(Collected data entries)
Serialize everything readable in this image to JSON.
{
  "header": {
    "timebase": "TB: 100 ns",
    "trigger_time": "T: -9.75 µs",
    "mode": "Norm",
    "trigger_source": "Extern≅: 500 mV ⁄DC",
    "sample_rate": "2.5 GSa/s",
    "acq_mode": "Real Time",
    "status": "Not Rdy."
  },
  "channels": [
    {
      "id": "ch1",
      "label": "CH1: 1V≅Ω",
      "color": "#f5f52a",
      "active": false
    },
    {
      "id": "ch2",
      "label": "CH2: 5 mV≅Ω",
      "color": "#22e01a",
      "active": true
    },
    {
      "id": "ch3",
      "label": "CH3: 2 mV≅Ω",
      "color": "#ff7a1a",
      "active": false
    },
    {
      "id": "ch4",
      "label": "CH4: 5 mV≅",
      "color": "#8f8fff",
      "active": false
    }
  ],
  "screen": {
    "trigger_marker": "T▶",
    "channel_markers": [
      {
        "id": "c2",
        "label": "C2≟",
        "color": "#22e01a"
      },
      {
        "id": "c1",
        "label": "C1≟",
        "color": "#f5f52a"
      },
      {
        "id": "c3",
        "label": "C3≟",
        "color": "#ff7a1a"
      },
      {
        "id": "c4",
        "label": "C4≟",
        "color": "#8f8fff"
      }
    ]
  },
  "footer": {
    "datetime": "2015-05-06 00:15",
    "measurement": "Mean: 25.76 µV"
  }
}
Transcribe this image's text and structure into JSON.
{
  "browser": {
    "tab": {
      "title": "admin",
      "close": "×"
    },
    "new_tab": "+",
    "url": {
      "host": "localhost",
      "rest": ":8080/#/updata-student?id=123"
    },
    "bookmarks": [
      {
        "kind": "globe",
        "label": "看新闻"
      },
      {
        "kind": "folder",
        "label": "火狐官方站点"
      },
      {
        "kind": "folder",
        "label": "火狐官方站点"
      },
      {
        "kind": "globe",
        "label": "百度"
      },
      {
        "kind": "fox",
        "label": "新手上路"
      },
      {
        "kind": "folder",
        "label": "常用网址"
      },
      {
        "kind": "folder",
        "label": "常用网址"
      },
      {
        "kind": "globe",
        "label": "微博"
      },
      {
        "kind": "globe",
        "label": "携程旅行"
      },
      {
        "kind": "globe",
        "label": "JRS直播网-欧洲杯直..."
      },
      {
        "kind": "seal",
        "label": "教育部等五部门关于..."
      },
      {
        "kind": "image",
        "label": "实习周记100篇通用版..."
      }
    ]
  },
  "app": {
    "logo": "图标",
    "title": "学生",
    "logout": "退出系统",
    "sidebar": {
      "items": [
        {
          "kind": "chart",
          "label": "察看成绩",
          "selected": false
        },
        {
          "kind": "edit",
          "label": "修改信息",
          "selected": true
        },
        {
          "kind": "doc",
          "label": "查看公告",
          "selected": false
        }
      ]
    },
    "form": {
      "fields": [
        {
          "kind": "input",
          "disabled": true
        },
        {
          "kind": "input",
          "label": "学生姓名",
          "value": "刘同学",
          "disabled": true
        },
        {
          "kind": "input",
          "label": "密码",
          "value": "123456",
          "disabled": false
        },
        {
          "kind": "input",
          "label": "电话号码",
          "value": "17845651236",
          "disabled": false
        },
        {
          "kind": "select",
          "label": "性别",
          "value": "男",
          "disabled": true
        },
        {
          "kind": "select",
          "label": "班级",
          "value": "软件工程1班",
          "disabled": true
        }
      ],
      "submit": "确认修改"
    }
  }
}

GOAL -> List the lines that contain the word "this".

FINISHED ANSWER ->
Serialize everything readable in this image to JSON.
Transcribe this image's text and structure into JSON.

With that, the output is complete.